- Exercise
Reproduce the listing below word for word, omitting the pictures.
■ ■ ■ ■
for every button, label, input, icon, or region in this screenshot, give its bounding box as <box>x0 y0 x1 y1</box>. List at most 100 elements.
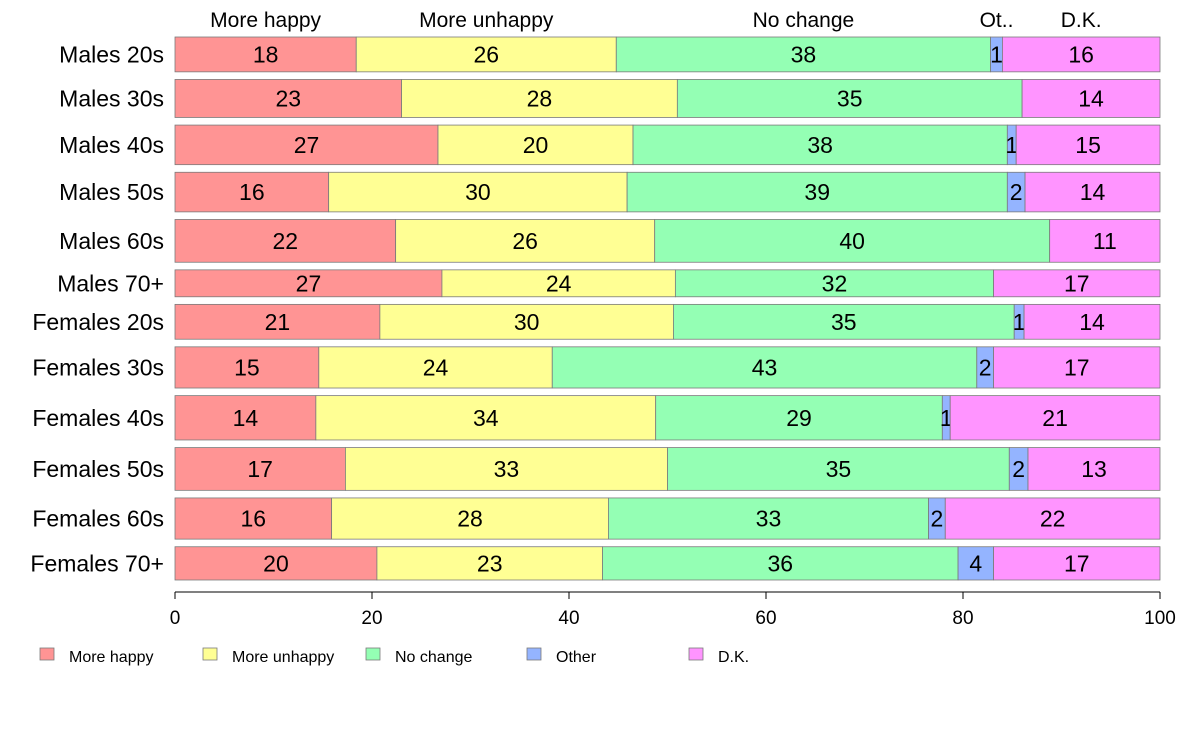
data-label: 21 <box>1042 405 1068 431</box>
category-label: Males 60s <box>59 228 164 254</box>
data-label: 20 <box>263 550 289 576</box>
category-label: Males 30s <box>59 85 164 111</box>
data-label: 27 <box>294 132 320 158</box>
category-label: Males 50s <box>59 179 164 205</box>
bar-segment-more-unhappy <box>318 346 553 389</box>
bar-segment-more-unhappy <box>315 395 657 441</box>
legend-label-more-unhappy: More unhappy <box>232 649 334 666</box>
bar-segment-more-unhappy <box>441 269 676 298</box>
bar-segment-no-change <box>667 447 1010 491</box>
data-label: 2 <box>930 506 943 532</box>
data-label: 33 <box>756 506 782 532</box>
bar-segment-no-change <box>655 395 943 441</box>
bar-segment-more-unhappy <box>331 497 609 540</box>
data-label: 14 <box>1079 309 1105 335</box>
data-label: 14 <box>1080 179 1106 205</box>
data-label: 26 <box>473 41 499 67</box>
data-label: 24 <box>423 354 449 380</box>
data-label: 18 <box>253 41 279 67</box>
bar-segment-d-k <box>1027 447 1161 491</box>
data-label: 14 <box>233 405 259 431</box>
data-label: 2 <box>979 354 992 380</box>
data-label: 35 <box>831 309 857 335</box>
data-label: 39 <box>804 179 830 205</box>
bar-row-males-50s: 16 30 39 2 14 <box>174 171 1161 213</box>
data-label: 23 <box>275 85 301 111</box>
data-label: 17 <box>1064 550 1090 576</box>
bar-row-males-20s: 18 26 38 1 16 <box>174 36 1161 73</box>
bar-segment-d-k <box>993 269 1161 298</box>
bar-segment-d-k <box>1015 124 1161 166</box>
legend-swatch-other <box>526 647 542 661</box>
bar-segment-more-unhappy <box>355 36 617 73</box>
top-label-more-unhappy: More unhappy <box>419 9 554 32</box>
data-label: 16 <box>241 506 267 532</box>
legend-label-d-k: D.K. <box>718 649 749 666</box>
category-label: Females 50s <box>32 456 164 482</box>
bar-segment-more-happy <box>174 36 357 73</box>
category-label: Males 70+ <box>57 270 164 296</box>
bar-segment-no-change <box>626 171 1008 213</box>
category-label: Females 60s <box>32 506 164 532</box>
data-label: 1 <box>990 41 1003 67</box>
data-label: 22 <box>273 228 299 254</box>
data-label: 2 <box>1012 456 1025 482</box>
bar-segment-no-change <box>676 79 1023 118</box>
data-label: 26 <box>512 228 538 254</box>
category-label: Females 70+ <box>30 550 164 576</box>
data-label: 29 <box>786 405 812 431</box>
data-label: 13 <box>1081 456 1107 482</box>
bar-segment-d-k <box>1024 171 1161 213</box>
data-label: 30 <box>465 179 491 205</box>
category-label: Females 30s <box>32 354 164 380</box>
bar-row-females-20s: 21 30 35 1 14 <box>174 303 1161 340</box>
bar-segment-no-change <box>674 269 994 298</box>
top-label-no-change: No change <box>753 9 855 32</box>
data-label: 30 <box>514 309 540 335</box>
bar-segment-more-happy <box>174 124 439 166</box>
data-label: 35 <box>826 456 852 482</box>
data-label: 33 <box>494 456 520 482</box>
bar-segment-more-happy <box>174 546 378 581</box>
data-label: 28 <box>457 506 483 532</box>
bar-row-females-70: 20 23 36 4 17 <box>174 546 1161 581</box>
data-label: 16 <box>1068 41 1094 67</box>
bar-segment-more-unhappy <box>395 219 656 263</box>
data-label: 40 <box>839 228 865 254</box>
data-label: 27 <box>296 270 322 296</box>
data-label: 34 <box>473 405 499 431</box>
category-label: Males 20s <box>59 41 164 67</box>
bar-segment-more-unhappy <box>401 79 678 118</box>
bar-row-males-30s: 23 28 35 14 <box>174 79 1161 118</box>
bar-segment-more-happy <box>174 171 330 213</box>
x-tick-label: 0 <box>170 608 181 629</box>
bar-row-males-70: 27 24 32 17 <box>174 269 1161 298</box>
bar-segment-more-happy <box>174 346 320 389</box>
x-tick-label: 60 <box>755 608 776 629</box>
bar-segment-more-happy <box>174 269 443 298</box>
bar-row-males-40s: 27 20 38 1 15 <box>174 124 1161 166</box>
category-label: Males 40s <box>59 132 164 158</box>
top-label-more-happy: More happy <box>210 9 321 32</box>
bar-segment-d-k <box>993 346 1161 389</box>
bar-segment-d-k <box>993 546 1161 581</box>
bar-segment-no-change <box>602 546 959 581</box>
bar-segment-more-unhappy <box>379 303 674 340</box>
legend-swatch-d-k <box>688 647 704 661</box>
bar-segment-d-k <box>1049 219 1161 263</box>
bar-segment-d-k <box>944 497 1161 540</box>
data-label: 23 <box>477 550 503 576</box>
bar-segment-d-k <box>1002 36 1161 73</box>
data-label: 32 <box>822 270 848 296</box>
data-label: 15 <box>234 354 260 380</box>
legend-swatch-more-unhappy <box>202 647 218 661</box>
bar-segment-more-unhappy <box>328 171 628 213</box>
data-label: 43 <box>752 354 778 380</box>
x-tick-label: 100 <box>1144 608 1176 629</box>
bar-row-males-60s: 22 26 40 11 <box>174 219 1161 263</box>
legend: More happy More unhappy No change Other D.K. <box>39 647 749 666</box>
category-label: Females 40s <box>32 405 164 431</box>
bar-row-females-40s: 14 34 29 1 21 <box>174 395 1161 441</box>
data-label: 11 <box>1093 228 1117 254</box>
■ ■ ■ ■
- Solution
for every button, label, input, icon, or region in this screenshot, give its bounding box as <box>x0 y0 x1 y1</box>. List at most 100 elements.
data-label: 21 <box>1042 405 1068 431</box>
category-label: Males 60s <box>59 228 164 254</box>
data-label: 20 <box>263 550 289 576</box>
category-label: Males 30s <box>59 85 164 111</box>
data-label: 27 <box>294 132 320 158</box>
category-label: Males 50s <box>59 179 164 205</box>
bar-segment-more-unhappy <box>318 346 553 389</box>
bar-segment-more-unhappy <box>315 395 657 441</box>
legend-label-more-unhappy: More unhappy <box>232 649 334 666</box>
bar-segment-more-unhappy <box>441 269 676 298</box>
bar-segment-no-change <box>667 447 1010 491</box>
data-label: 2 <box>930 506 943 532</box>
data-label: 33 <box>756 506 782 532</box>
bar-segment-no-change <box>655 395 943 441</box>
bar-segment-more-unhappy <box>331 497 609 540</box>
data-label: 14 <box>1079 309 1105 335</box>
data-label: 14 <box>1080 179 1106 205</box>
data-label: 26 <box>473 41 499 67</box>
data-label: 24 <box>423 354 449 380</box>
data-label: 18 <box>253 41 279 67</box>
bar-segment-d-k <box>1027 447 1161 491</box>
data-label: 14 <box>233 405 259 431</box>
data-label: 2 <box>979 354 992 380</box>
data-label: 35 <box>831 309 857 335</box>
data-label: 39 <box>804 179 830 205</box>
bar-row-males-50s: 16 30 39 2 14 <box>174 171 1161 213</box>
data-label: 23 <box>275 85 301 111</box>
data-label: 17 <box>1064 550 1090 576</box>
bar-row-males-20s: 18 26 38 1 16 <box>174 36 1161 73</box>
bar-segment-d-k <box>993 269 1161 298</box>
bar-segment-d-k <box>1015 124 1161 166</box>
legend-swatch-other <box>526 647 542 661</box>
bar-segment-more-unhappy <box>355 36 617 73</box>
top-label-more-unhappy: More unhappy <box>419 9 554 32</box>
data-label: 16 <box>241 506 267 532</box>
legend-label-d-k: D.K. <box>718 649 749 666</box>
category-label: Females 50s <box>32 456 164 482</box>
bar-segment-more-happy <box>174 36 357 73</box>
category-label: Males 70+ <box>57 270 164 296</box>
bar-segment-no-change <box>626 171 1008 213</box>
category-label: Females 60s <box>32 506 164 532</box>
data-label: 1 <box>990 41 1003 67</box>
data-label: 22 <box>273 228 299 254</box>
data-label: 2 <box>1012 456 1025 482</box>
bar-segment-no-change <box>676 79 1023 118</box>
data-label: 26 <box>512 228 538 254</box>
category-label: Females 70+ <box>30 550 164 576</box>
data-label: 29 <box>786 405 812 431</box>
data-label: 13 <box>1081 456 1107 482</box>
bar-segment-d-k <box>1024 171 1161 213</box>
data-label: 30 <box>465 179 491 205</box>
category-label: Females 30s <box>32 354 164 380</box>
bar-row-females-20s: 21 30 35 1 14 <box>174 303 1161 340</box>
bar-segment-no-change <box>674 269 994 298</box>
top-label-no-change: No change <box>753 9 855 32</box>
data-label: 30 <box>514 309 540 335</box>
bar-segment-more-happy <box>174 124 439 166</box>
data-label: 35 <box>826 456 852 482</box>
data-label: 33 <box>494 456 520 482</box>
bar-segment-more-happy <box>174 546 378 581</box>
data-label: 28 <box>457 506 483 532</box>
bar-row-females-70: 20 23 36 4 17 <box>174 546 1161 581</box>
data-label: 16 <box>1068 41 1094 67</box>
bar-segment-more-unhappy <box>395 219 656 263</box>
data-label: 40 <box>839 228 865 254</box>
data-label: 27 <box>296 270 322 296</box>
data-label: 34 <box>473 405 499 431</box>
category-label: Males 20s <box>59 41 164 67</box>
bar-segment-more-unhappy <box>401 79 678 118</box>
bar-row-males-30s: 23 28 35 14 <box>174 79 1161 118</box>
bar-segment-more-happy <box>174 171 330 213</box>
x-tick-label: 0 <box>170 608 181 629</box>
bar-row-males-70: 27 24 32 17 <box>174 269 1161 298</box>
bar-segment-more-happy <box>174 346 320 389</box>
x-tick-label: 60 <box>755 608 776 629</box>
bar-segment-more-happy <box>174 269 443 298</box>
bar-row-males-40s: 27 20 38 1 15 <box>174 124 1161 166</box>
category-label: Males 40s <box>59 132 164 158</box>
top-label-more-happy: More happy <box>210 9 321 32</box>
bar-segment-d-k <box>993 346 1161 389</box>
bar-segment-d-k <box>993 546 1161 581</box>
bar-segment-no-change <box>602 546 959 581</box>
bar-segment-more-unhappy <box>379 303 674 340</box>
legend-swatch-d-k <box>688 647 704 661</box>
bar-segment-d-k <box>1049 219 1161 263</box>
bar-segment-d-k <box>944 497 1161 540</box>
data-label: 23 <box>477 550 503 576</box>
bar-segment-d-k <box>1002 36 1161 73</box>
data-label: 32 <box>822 270 848 296</box>
data-label: 15 <box>234 354 260 380</box>
legend-swatch-more-unhappy <box>202 647 218 661</box>
bar-segment-more-unhappy <box>328 171 628 213</box>
data-label: 43 <box>752 354 778 380</box>
x-tick-label: 100 <box>1144 608 1176 629</box>
bar-row-males-60s: 22 26 40 11 <box>174 219 1161 263</box>
legend: More happy More unhappy No change Other D.K. <box>39 647 749 666</box>
category-label: Females 40s <box>32 405 164 431</box>
bar-row-females-40s: 14 34 29 1 21 <box>174 395 1161 441</box>
data-label: 11 <box>1093 228 1117 254</box>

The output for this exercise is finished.